Provided data.
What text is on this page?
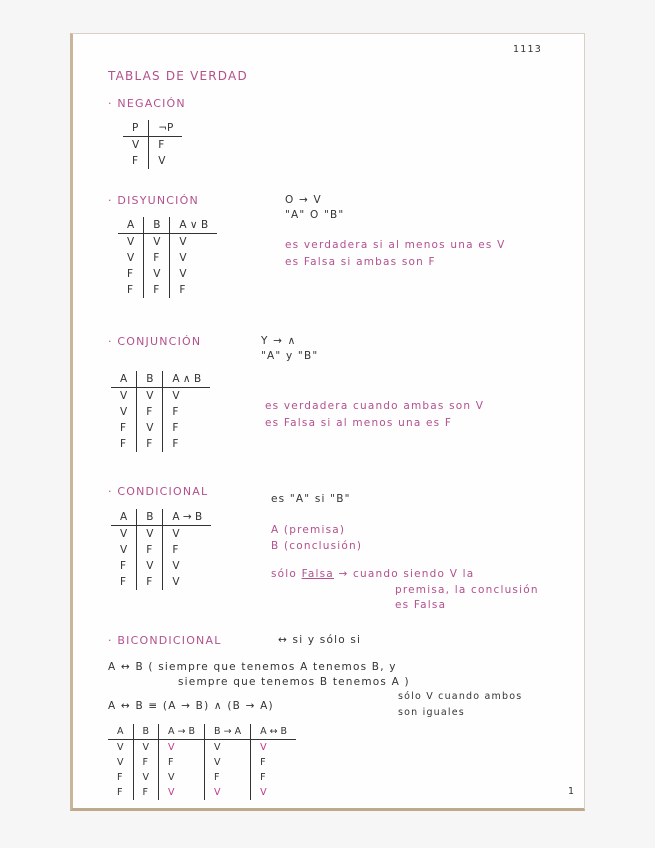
1113
TABLAS DE VERDAD
· NEGACIÓN
P	¬P
V	F
F	V
· DISYUNCIÓN	O → V
"A" O "B"
es verdadera si al menos una es V
es Falsa si ambas son F
A	B	A ∨ B
V	V	V
V	F	V
F	V	V
F	F	F
· CONJUNCIÓN	Y → ∧
"A" y "B"
es verdadera cuando ambas son V
es Falsa si al menos una es F
A	B	A ∧ B
V	V	V
V	F	F
F	V	F
F	F	F
· CONDICIONAL
es "A" si "B"
A (premisa)
B (conclusión)
sólo Falsa → cuando siendo V la
premisa, la conclusión
es Falsa
A	B	A → B
V	V	V
V	F	F
F	V	V
F	F	V
· BICONDICIONAL	↔ si y sólo si
A ↔ B ( siempre que tenemos A tenemos B, y
siempre que tenemos B tenemos A )
A ↔ B ≡ (A → B) ∧ (B → A)
sólo V cuando ambos
son iguales
A	B	A → B	B → A	A ↔ B
V	V	V	V	V
V	F	F	V	F
F	V	V	F	F
F	F	V	V	V	1
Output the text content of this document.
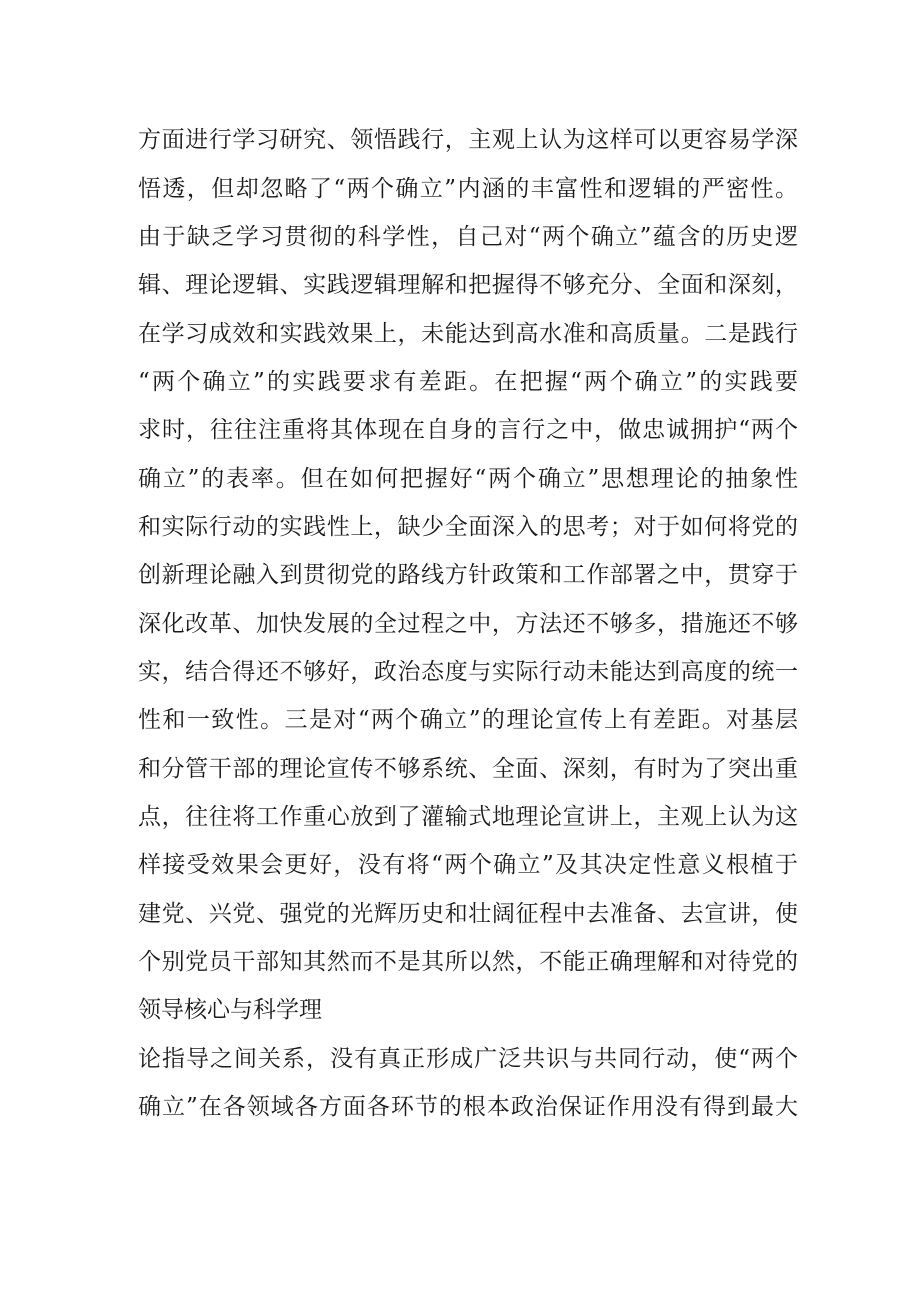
方面进行学习研究、领悟践行，主观上认为这样可以更容易学深
悟透，但却忽略了“两个确立”内涵的丰富性和逻辑的严密性。
由于缺乏学习贯彻的科学性，自己对“两个确立”蕴含的历史逻
辑、理论逻辑、实践逻辑理解和把握得不够充分、全面和深刻，
在学习成效和实践效果上，未能达到高水准和高质量。二是践行
“两个确立”的实践要求有差距。在把握“两个确立”的实践要
求时，往往注重将其体现在自身的言行之中，做忠诚拥护“两个
确立”的表率。但在如何把握好“两个确立”思想理论的抽象性
和实际行动的实践性上，缺少全面深入的思考；对于如何将党的
创新理论融入到贯彻党的路线方针政策和工作部署之中，贯穿于
深化改革、加快发展的全过程之中，方法还不够多，措施还不够
实，结合得还不够好，政治态度与实际行动未能达到高度的统一
性和一致性。三是对“两个确立”的理论宣传上有差距。对基层
和分管干部的理论宣传不够系统、全面、深刻，有时为了突出重
点，往往将工作重心放到了灌输式地理论宣讲上，主观上认为这
样接受效果会更好，没有将“两个确立”及其决定性意义根植于
建党、兴党、强党的光辉历史和壮阔征程中去准备、去宣讲，使
个别党员干部知其然而不是其所以然，不能正确理解和对待党的
领导核心与科学理
论指导之间关系，没有真正形成广泛共识与共同行动，使“两个
确立”在各领域各方面各环节的根本政治保证作用没有得到最大
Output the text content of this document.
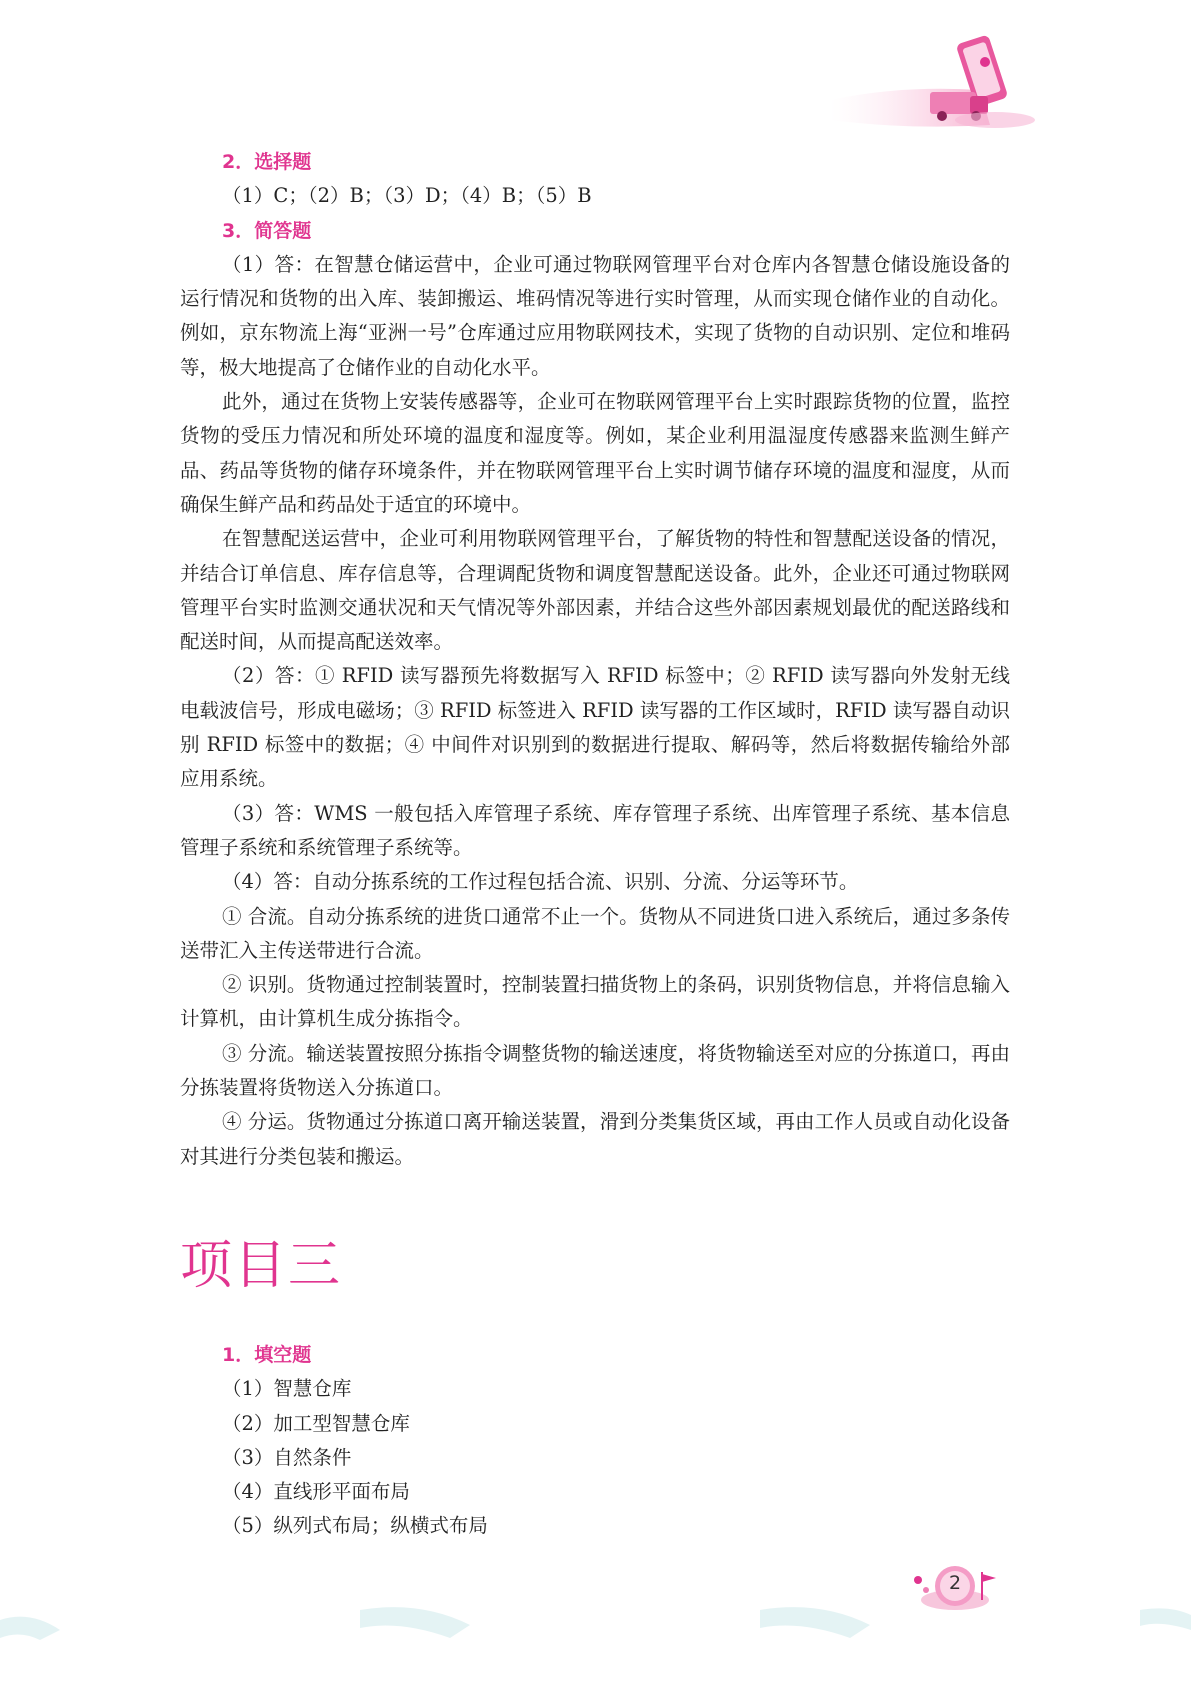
2．选择题
（1）C；（2）B；（3）D；（4）B；（5）B
3．简答题
（1）答：在智慧仓储运营中，企业可通过物联网管理平台对仓库内各智慧仓储设施设备的运行情况和货物的出入库、装卸搬运、堆码情况等进行实时管理，从而实现仓储作业的自动化。例如，京东物流上海“亚洲一号”仓库通过应用物联网技术，实现了货物的自动识别、定位和堆码等，极大地提高了仓储作业的自动化水平。
此外，通过在货物上安装传感器等，企业可在物联网管理平台上实时跟踪货物的位置，监控货物的受压力情况和所处环境的温度和湿度等。例如，某企业利用温湿度传感器来监测生鲜产品、药品等货物的储存环境条件，并在物联网管理平台上实时调节储存环境的温度和湿度，从而确保生鲜产品和药品处于适宜的环境中。
在智慧配送运营中，企业可利用物联网管理平台，了解货物的特性和智慧配送设备的情况，并结合订单信息、库存信息等，合理调配货物和调度智慧配送设备。此外，企业还可通过物联网管理平台实时监测交通状况和天气情况等外部因素，并结合这些外部因素规划最优的配送路线和配送时间，从而提高配送效率。
（2）答：① RFID 读写器预先将数据写入 RFID 标签中；② RFID 读写器向外发射无线电载波信号，形成电磁场；③ RFID 标签进入 RFID 读写器的工作区域时，RFID 读写器自动识别 RFID 标签中的数据；④ 中间件对识别到的数据进行提取、解码等，然后将数据传输给外部应用系统。
（3）答：WMS 一般包括入库管理子系统、库存管理子系统、出库管理子系统、基本信息管理子系统和系统管理子系统等。
（4）答：自动分拣系统的工作过程包括合流、识别、分流、分运等环节。
① 合流。自动分拣系统的进货口通常不止一个。货物从不同进货口进入系统后，通过多条传送带汇入主传送带进行合流。
② 识别。货物通过控制装置时，控制装置扫描货物上的条码，识别货物信息，并将信息输入计算机，由计算机生成分拣指令。
③ 分流。输送装置按照分拣指令调整货物的输送速度，将货物输送至对应的分拣道口，再由分拣装置将货物送入分拣道口。
④ 分运。货物通过分拣道口离开输送装置，滑到分类集货区域，再由工作人员或自动化设备对其进行分类包装和搬运。
项目三
1．填空题
（1）智慧仓库
（2）加工型智慧仓库
（3）自然条件
（4）直线形平面布局
（5）纵列式布局；纵横式布局
2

What the task asks. Retype everything in the material word for word, minus pictures.

Response for this exercise.
What text is on this page?
1113
TABLAS DE VERDAD
· NEGACIÓN
P	¬P
V	F
F	V
· DISYUNCIÓN	O → V
"A" O "B"
es verdadera si al menos una es V
es Falsa si ambas son F
A	B	A ∨ B
V	V	V
V	F	V
F	V	V
F	F	F
· CONJUNCIÓN	Y → ∧
"A" y "B"
es verdadera cuando ambas son V
es Falsa si al menos una es F
A	B	A ∧ B
V	V	V
V	F	F
F	V	F
F	F	F
· CONDICIONAL
es "A" si "B"
A (premisa)
B (conclusión)
sólo Falsa → cuando siendo V la
premisa, la conclusión
es Falsa
A	B	A → B
V	V	V
V	F	F
F	V	V
F	F	V
· BICONDICIONAL	↔ si y sólo si
A ↔ B ( siempre que tenemos A tenemos B, y
siempre que tenemos B tenemos A )
A ↔ B ≡ (A → B) ∧ (B → A)
sólo V cuando ambos
son iguales
A	B	A → B	B → A	A ↔ B
V	V	V	V	V
V	F	F	V	F
F	V	V	F	F
F	F	V	V	V	1
Output the text content of this document.
方面进行学习研究、领悟践行，主观上认为这样可以更容易学深
悟透，但却忽略了“两个确立”内涵的丰富性和逻辑的严密性。
由于缺乏学习贯彻的科学性，自己对“两个确立”蕴含的历史逻
辑、理论逻辑、实践逻辑理解和把握得不够充分、全面和深刻，
在学习成效和实践效果上，未能达到高水准和高质量。二是践行
“两个确立”的实践要求有差距。在把握“两个确立”的实践要
求时，往往注重将其体现在自身的言行之中，做忠诚拥护“两个
确立”的表率。但在如何把握好“两个确立”思想理论的抽象性
和实际行动的实践性上，缺少全面深入的思考；对于如何将党的
创新理论融入到贯彻党的路线方针政策和工作部署之中，贯穿于
深化改革、加快发展的全过程之中，方法还不够多，措施还不够
实，结合得还不够好，政治态度与实际行动未能达到高度的统一
性和一致性。三是对“两个确立”的理论宣传上有差距。对基层
和分管干部的理论宣传不够系统、全面、深刻，有时为了突出重
点，往往将工作重心放到了灌输式地理论宣讲上，主观上认为这
样接受效果会更好，没有将“两个确立”及其决定性意义根植于
建党、兴党、强党的光辉历史和壮阔征程中去准备、去宣讲，使
个别党员干部知其然而不是其所以然，不能正确理解和对待党的
领导核心与科学理
论指导之间关系，没有真正形成广泛共识与共同行动，使“两个
确立”在各领域各方面各环节的根本政治保证作用没有得到最大
Output the text content of this document.
2．选择题
（1）C；（2）B；（3）D；（4）B；（5）B
3．简答题
（1）答：在智慧仓储运营中，企业可通过物联网管理平台对仓库内各智慧仓储设施设备的运行情况和货物的出入库、装卸搬运、堆码情况等进行实时管理，从而实现仓储作业的自动化。例如，京东物流上海“亚洲一号”仓库通过应用物联网技术，实现了货物的自动识别、定位和堆码等，极大地提高了仓储作业的自动化水平。
此外，通过在货物上安装传感器等，企业可在物联网管理平台上实时跟踪货物的位置，监控货物的受压力情况和所处环境的温度和湿度等。例如，某企业利用温湿度传感器来监测生鲜产品、药品等货物的储存环境条件，并在物联网管理平台上实时调节储存环境的温度和湿度，从而确保生鲜产品和药品处于适宜的环境中。
在智慧配送运营中，企业可利用物联网管理平台，了解货物的特性和智慧配送设备的情况，并结合订单信息、库存信息等，合理调配货物和调度智慧配送设备。此外，企业还可通过物联网管理平台实时监测交通状况和天气情况等外部因素，并结合这些外部因素规划最优的配送路线和配送时间，从而提高配送效率。
（2）答：① RFID 读写器预先将数据写入 RFID 标签中；② RFID 读写器向外发射无线电载波信号，形成电磁场；③ RFID 标签进入 RFID 读写器的工作区域时，RFID 读写器自动识别 RFID 标签中的数据；④ 中间件对识别到的数据进行提取、解码等，然后将数据传输给外部应用系统。
（3）答：WMS 一般包括入库管理子系统、库存管理子系统、出库管理子系统、基本信息管理子系统和系统管理子系统等。
（4）答：自动分拣系统的工作过程包括合流、识别、分流、分运等环节。
① 合流。自动分拣系统的进货口通常不止一个。货物从不同进货口进入系统后，通过多条传送带汇入主传送带进行合流。
② 识别。货物通过控制装置时，控制装置扫描货物上的条码，识别货物信息，并将信息输入计算机，由计算机生成分拣指令。
③ 分流。输送装置按照分拣指令调整货物的输送速度，将货物输送至对应的分拣道口，再由分拣装置将货物送入分拣道口。
④ 分运。货物通过分拣道口离开输送装置，滑到分类集货区域，再由工作人员或自动化设备对其进行分类包装和搬运。
项目三
1．填空题
（1）智慧仓库
（2）加工型智慧仓库
（3）自然条件
（4）直线形平面布局
（5）纵列式布局；纵横式布局
2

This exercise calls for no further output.